━━━ Exercise data ━━━

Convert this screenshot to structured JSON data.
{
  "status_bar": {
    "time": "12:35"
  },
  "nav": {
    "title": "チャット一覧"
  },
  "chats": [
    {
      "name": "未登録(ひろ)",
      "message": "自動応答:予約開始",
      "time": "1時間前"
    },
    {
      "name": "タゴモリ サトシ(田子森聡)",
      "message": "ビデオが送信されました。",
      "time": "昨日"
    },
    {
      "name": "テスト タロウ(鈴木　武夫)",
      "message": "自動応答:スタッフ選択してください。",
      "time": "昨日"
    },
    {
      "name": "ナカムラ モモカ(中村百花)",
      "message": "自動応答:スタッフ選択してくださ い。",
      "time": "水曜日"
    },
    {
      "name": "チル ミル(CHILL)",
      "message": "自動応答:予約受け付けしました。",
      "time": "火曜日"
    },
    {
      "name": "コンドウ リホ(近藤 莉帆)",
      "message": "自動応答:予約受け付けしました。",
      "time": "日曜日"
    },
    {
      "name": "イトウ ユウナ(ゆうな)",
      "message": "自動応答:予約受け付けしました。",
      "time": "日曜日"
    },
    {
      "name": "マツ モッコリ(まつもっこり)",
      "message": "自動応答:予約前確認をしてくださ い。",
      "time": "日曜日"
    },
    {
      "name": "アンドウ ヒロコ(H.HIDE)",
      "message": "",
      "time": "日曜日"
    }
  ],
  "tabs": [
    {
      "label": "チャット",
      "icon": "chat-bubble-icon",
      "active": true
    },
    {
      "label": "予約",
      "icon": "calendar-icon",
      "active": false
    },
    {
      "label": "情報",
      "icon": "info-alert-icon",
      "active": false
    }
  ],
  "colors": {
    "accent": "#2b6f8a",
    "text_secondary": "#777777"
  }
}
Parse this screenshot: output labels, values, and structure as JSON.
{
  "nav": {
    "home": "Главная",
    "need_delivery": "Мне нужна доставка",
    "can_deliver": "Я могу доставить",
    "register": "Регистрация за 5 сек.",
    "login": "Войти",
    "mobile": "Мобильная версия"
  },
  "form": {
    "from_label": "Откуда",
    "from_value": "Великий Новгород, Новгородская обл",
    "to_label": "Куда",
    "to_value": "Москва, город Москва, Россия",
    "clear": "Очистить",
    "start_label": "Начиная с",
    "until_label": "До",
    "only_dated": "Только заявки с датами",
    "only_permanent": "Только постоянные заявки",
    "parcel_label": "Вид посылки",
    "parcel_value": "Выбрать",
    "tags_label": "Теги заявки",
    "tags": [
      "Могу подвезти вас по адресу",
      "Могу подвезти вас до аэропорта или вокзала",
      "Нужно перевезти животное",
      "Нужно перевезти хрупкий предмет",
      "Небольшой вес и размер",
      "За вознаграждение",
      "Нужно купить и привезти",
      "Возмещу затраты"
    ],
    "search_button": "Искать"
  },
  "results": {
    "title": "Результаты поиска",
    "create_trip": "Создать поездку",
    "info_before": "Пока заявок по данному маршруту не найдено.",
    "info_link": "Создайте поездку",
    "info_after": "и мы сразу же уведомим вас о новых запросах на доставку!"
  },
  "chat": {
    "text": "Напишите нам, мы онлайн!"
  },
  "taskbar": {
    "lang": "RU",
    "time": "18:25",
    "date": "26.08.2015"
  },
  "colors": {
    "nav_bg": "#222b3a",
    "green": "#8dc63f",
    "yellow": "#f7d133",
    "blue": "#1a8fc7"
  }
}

━━━

> **Aim of the exercise**
Your answer should be one number: how many lines in the material above contain the string "JSON".

> **Response for this exercise**
2